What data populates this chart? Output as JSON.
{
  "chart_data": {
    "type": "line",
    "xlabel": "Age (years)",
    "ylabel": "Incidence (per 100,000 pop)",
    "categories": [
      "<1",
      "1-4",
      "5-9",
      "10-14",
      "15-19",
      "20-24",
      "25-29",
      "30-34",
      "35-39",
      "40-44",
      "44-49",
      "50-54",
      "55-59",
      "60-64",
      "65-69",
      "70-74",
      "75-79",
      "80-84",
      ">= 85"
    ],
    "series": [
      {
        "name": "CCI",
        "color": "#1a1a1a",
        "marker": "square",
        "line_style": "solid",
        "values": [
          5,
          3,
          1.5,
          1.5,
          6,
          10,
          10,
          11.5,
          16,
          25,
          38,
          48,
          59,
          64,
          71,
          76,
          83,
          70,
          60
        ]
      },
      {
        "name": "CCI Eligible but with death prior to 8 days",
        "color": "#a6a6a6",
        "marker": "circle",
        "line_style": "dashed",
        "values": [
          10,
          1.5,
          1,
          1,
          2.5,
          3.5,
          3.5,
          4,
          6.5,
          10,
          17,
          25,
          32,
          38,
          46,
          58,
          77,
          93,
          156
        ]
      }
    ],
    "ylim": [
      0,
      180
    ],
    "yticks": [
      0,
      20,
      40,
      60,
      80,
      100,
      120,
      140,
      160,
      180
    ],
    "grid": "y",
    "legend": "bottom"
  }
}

--------------------------------------------------

What you need to do: Work out how many lines of the listing above include the word "name". Report only the number.

Answer in full: 2